## The problem
List all lines of the data containing the word "title".

# start of Material supplied

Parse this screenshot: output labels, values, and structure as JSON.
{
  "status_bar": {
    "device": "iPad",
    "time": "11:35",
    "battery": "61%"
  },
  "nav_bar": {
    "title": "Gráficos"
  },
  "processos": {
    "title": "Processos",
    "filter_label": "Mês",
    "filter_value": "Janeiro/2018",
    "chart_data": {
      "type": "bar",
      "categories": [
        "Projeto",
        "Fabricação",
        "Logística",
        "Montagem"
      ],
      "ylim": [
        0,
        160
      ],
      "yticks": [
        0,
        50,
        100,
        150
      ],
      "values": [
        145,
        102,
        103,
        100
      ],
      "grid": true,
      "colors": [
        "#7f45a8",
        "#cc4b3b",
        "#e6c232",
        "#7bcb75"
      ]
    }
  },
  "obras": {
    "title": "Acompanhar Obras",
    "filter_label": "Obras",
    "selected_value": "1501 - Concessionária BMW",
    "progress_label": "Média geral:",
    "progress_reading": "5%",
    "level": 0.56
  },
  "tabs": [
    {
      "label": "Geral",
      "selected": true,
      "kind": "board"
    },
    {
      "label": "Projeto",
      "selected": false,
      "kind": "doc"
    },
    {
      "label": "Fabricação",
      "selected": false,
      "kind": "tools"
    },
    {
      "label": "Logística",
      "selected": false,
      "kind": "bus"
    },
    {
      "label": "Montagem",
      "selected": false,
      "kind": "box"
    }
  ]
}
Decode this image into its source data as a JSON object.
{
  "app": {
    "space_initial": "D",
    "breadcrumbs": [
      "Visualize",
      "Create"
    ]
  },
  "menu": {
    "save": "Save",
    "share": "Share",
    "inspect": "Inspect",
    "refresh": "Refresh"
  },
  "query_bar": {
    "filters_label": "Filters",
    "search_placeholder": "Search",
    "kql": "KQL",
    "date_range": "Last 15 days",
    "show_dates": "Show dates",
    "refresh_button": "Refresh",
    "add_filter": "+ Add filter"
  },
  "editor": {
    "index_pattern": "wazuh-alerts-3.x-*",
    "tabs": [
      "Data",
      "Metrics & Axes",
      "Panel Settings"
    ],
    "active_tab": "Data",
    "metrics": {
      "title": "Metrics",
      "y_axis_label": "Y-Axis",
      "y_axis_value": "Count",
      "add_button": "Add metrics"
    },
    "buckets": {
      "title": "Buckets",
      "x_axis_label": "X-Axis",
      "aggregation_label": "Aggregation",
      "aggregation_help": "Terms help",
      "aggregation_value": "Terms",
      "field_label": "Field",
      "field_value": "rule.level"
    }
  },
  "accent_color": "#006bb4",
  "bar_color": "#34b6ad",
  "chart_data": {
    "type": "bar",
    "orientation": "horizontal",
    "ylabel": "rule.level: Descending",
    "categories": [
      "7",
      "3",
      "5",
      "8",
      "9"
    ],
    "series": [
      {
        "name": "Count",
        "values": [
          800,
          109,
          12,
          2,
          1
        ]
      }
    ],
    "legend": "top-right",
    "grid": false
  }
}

# end of Material supplied

## Final result
    "title": "Gráficos"
    "title": "Processos",
    "title": "Acompanhar Obras",
      "title": "Metrics",
      "title": "Buckets",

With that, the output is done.